TASK PROMPT: Repeat the records word for word, starting at the first line and ending at the line that contains "bar [220, 515, 232, 653]".

MATERIAL PROVIDED:
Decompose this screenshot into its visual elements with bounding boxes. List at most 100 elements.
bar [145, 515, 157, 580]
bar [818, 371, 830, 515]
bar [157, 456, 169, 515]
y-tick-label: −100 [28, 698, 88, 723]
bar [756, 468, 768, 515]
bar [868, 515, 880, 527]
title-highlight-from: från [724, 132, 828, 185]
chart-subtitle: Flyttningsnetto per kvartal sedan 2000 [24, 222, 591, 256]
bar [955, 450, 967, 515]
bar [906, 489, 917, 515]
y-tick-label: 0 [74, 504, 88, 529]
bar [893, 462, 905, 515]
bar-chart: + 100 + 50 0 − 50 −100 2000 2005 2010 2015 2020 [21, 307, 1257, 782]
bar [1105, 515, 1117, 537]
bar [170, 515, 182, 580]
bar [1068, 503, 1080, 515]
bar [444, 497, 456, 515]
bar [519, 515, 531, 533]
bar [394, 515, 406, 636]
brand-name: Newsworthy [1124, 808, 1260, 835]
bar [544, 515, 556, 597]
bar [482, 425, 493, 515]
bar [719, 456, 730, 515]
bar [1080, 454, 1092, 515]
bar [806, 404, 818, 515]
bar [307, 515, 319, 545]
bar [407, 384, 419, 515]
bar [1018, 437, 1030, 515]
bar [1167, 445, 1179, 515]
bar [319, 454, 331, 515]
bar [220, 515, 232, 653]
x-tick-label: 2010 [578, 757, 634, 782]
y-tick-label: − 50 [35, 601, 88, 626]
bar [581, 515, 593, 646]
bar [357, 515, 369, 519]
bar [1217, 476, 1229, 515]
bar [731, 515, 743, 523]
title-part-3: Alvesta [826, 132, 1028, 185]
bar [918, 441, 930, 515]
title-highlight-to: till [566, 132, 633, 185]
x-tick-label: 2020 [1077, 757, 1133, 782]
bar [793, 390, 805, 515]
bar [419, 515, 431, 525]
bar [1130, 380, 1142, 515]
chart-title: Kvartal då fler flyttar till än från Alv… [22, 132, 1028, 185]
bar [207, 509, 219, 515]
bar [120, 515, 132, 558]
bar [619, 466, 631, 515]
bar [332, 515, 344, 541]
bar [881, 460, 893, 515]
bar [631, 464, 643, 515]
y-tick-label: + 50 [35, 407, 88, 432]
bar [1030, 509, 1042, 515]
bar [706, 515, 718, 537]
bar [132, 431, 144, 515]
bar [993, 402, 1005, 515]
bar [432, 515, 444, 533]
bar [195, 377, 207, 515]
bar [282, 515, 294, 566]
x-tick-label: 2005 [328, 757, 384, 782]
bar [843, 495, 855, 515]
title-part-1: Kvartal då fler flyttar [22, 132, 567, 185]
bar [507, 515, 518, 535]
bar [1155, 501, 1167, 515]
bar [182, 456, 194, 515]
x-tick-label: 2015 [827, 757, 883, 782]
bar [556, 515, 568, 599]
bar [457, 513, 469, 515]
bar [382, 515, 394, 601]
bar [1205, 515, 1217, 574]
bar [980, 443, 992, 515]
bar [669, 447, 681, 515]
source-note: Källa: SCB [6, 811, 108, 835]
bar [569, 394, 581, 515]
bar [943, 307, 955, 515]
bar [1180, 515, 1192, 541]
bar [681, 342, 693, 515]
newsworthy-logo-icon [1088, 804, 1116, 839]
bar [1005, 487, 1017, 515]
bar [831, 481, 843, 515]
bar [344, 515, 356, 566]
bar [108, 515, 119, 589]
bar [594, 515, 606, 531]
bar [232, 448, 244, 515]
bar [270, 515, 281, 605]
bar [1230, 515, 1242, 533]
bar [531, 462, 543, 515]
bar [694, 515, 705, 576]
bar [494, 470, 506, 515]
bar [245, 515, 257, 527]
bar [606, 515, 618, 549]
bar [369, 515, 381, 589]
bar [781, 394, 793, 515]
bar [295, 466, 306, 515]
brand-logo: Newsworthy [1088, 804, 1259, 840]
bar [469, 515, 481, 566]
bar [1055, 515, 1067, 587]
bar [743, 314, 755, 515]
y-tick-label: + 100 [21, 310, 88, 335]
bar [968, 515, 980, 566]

FINISHED ANSWER:
Decompose this screenshot into its visual elements with bounding boxes. List at most 100 elements.
bar [145, 515, 157, 580]
bar [818, 371, 830, 515]
bar [157, 456, 169, 515]
y-tick-label: −100 [28, 698, 88, 723]
bar [756, 468, 768, 515]
bar [868, 515, 880, 527]
title-highlight-from: från [724, 132, 828, 185]
chart-subtitle: Flyttningsnetto per kvartal sedan 2000 [24, 222, 591, 256]
bar [955, 450, 967, 515]
bar [906, 489, 917, 515]
y-tick-label: 0 [74, 504, 88, 529]
bar [893, 462, 905, 515]
bar-chart: + 100 + 50 0 − 50 −100 2000 2005 2010 2015 2020 [21, 307, 1257, 782]
bar [1105, 515, 1117, 537]
bar [170, 515, 182, 580]
bar [1068, 503, 1080, 515]
bar [444, 497, 456, 515]
bar [519, 515, 531, 533]
bar [394, 515, 406, 636]
brand-name: Newsworthy [1124, 808, 1260, 835]
bar [544, 515, 556, 597]
bar [482, 425, 493, 515]
bar [719, 456, 730, 515]
bar [1080, 454, 1092, 515]
bar [806, 404, 818, 515]
bar [307, 515, 319, 545]
bar [407, 384, 419, 515]
bar [1018, 437, 1030, 515]
bar [1167, 445, 1179, 515]
bar [319, 454, 331, 515]
bar [220, 515, 232, 653]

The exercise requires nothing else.